:: Supplied data ::

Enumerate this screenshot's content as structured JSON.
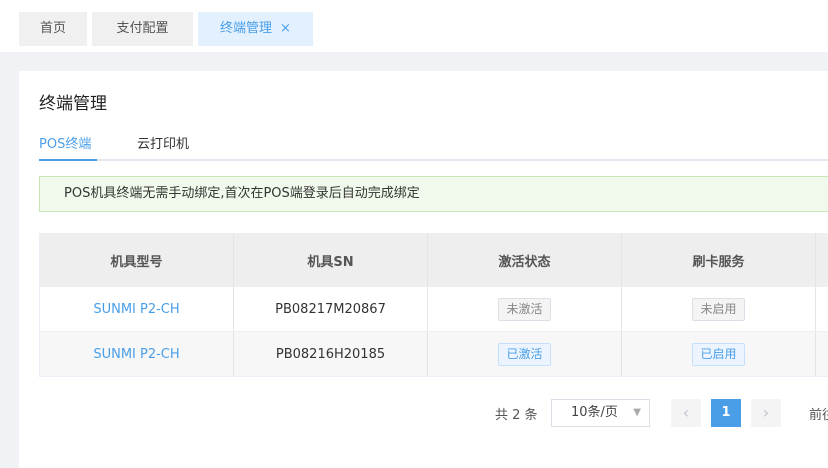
{
  "tabs": [
    {
      "label": "首页"
    },
    {
      "label": "支付配置"
    },
    {
      "label": "终端管理",
      "close": "×"
    }
  ],
  "page_title": "终端管理",
  "subtabs": [
    {
      "label": "POS终端"
    },
    {
      "label": "云打印机"
    }
  ],
  "notice": "POS机具终端无需手动绑定,首次在POS端登录后自动完成绑定",
  "table": {
    "headers": [
      "机具型号",
      "机具SN",
      "激活状态",
      "刷卡服务"
    ],
    "rows": [
      {
        "model": "SUNMI P2-CH",
        "sn": "PB08217M20867",
        "activation": "未激活",
        "card_service": "未启用"
      },
      {
        "model": "SUNMI P2-CH",
        "sn": "PB08216H20185",
        "activation": "已激活",
        "card_service": "已启用"
      }
    ]
  },
  "pagination": {
    "total": "共 2 条",
    "page_size": "10条/页",
    "prev_icon": "‹",
    "current_page": "1",
    "next_icon": "›",
    "goto": "前往"
  },
  "colors": {
    "accent": "#4a9ee8",
    "notice_bg": "#f0f9eb"
  }
}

:::

§ Task description:
Without the pictures, write out every entry precisely as it appears.

§ Output of the exercise:
Enumerate this screenshot's content as structured JSON.
{
  "tabs": [
    {
      "label": "首页"
    },
    {
      "label": "支付配置"
    },
    {
      "label": "终端管理",
      "close": "×"
    }
  ],
  "page_title": "终端管理",
  "subtabs": [
    {
      "label": "POS终端"
    },
    {
      "label": "云打印机"
    }
  ],
  "notice": "POS机具终端无需手动绑定,首次在POS端登录后自动完成绑定",
  "table": {
    "headers": [
      "机具型号",
      "机具SN",
      "激活状态",
      "刷卡服务"
    ],
    "rows": [
      {
        "model": "SUNMI P2-CH",
        "sn": "PB08217M20867",
        "activation": "未激活",
        "card_service": "未启用"
      },
      {
        "model": "SUNMI P2-CH",
        "sn": "PB08216H20185",
        "activation": "已激活",
        "card_service": "已启用"
      }
    ]
  },
  "pagination": {
    "total": "共 2 条",
    "page_size": "10条/页",
    "prev_icon": "‹",
    "current_page": "1",
    "next_icon": "›",
    "goto": "前往"
  },
  "colors": {
    "accent": "#4a9ee8",
    "notice_bg": "#f0f9eb"
  }
}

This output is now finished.